─── Supplied material

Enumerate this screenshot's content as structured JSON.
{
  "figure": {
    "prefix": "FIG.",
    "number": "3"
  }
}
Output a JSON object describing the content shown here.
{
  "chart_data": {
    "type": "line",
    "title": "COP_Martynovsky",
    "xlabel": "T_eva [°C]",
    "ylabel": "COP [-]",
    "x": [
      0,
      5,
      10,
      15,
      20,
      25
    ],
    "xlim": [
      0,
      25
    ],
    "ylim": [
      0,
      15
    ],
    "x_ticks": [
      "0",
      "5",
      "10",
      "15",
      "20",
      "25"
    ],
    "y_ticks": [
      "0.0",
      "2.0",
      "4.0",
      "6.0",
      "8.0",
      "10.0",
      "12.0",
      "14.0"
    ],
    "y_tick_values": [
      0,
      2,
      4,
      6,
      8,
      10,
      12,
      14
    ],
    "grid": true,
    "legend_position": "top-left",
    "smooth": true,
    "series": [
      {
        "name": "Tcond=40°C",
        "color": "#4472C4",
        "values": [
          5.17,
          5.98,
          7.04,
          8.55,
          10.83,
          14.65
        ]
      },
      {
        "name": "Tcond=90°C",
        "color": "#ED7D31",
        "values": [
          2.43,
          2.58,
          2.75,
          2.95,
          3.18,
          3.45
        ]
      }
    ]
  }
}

──────

# [Directive]
Output each record exactly, leaving nothing out.

# [Task output]
Enumerate this screenshot's content as structured JSON.
{
  "figure": {
    "prefix": "FIG.",
    "number": "3"
  }
}
Output a JSON object describing the content shown here.
{
  "chart_data": {
    "type": "line",
    "title": "COP_Martynovsky",
    "xlabel": "T_eva [°C]",
    "ylabel": "COP [-]",
    "x": [
      0,
      5,
      10,
      15,
      20,
      25
    ],
    "xlim": [
      0,
      25
    ],
    "ylim": [
      0,
      15
    ],
    "x_ticks": [
      "0",
      "5",
      "10",
      "15",
      "20",
      "25"
    ],
    "y_ticks": [
      "0.0",
      "2.0",
      "4.0",
      "6.0",
      "8.0",
      "10.0",
      "12.0",
      "14.0"
    ],
    "y_tick_values": [
      0,
      2,
      4,
      6,
      8,
      10,
      12,
      14
    ],
    "grid": true,
    "legend_position": "top-left",
    "smooth": true,
    "series": [
      {
        "name": "Tcond=40°C",
        "color": "#4472C4",
        "values": [
          5.17,
          5.98,
          7.04,
          8.55,
          10.83,
          14.65
        ]
      },
      {
        "name": "Tcond=90°C",
        "color": "#ED7D31",
        "values": [
          2.43,
          2.58,
          2.75,
          2.95,
          3.18,
          3.45
        ]
      }
    ]
  }
}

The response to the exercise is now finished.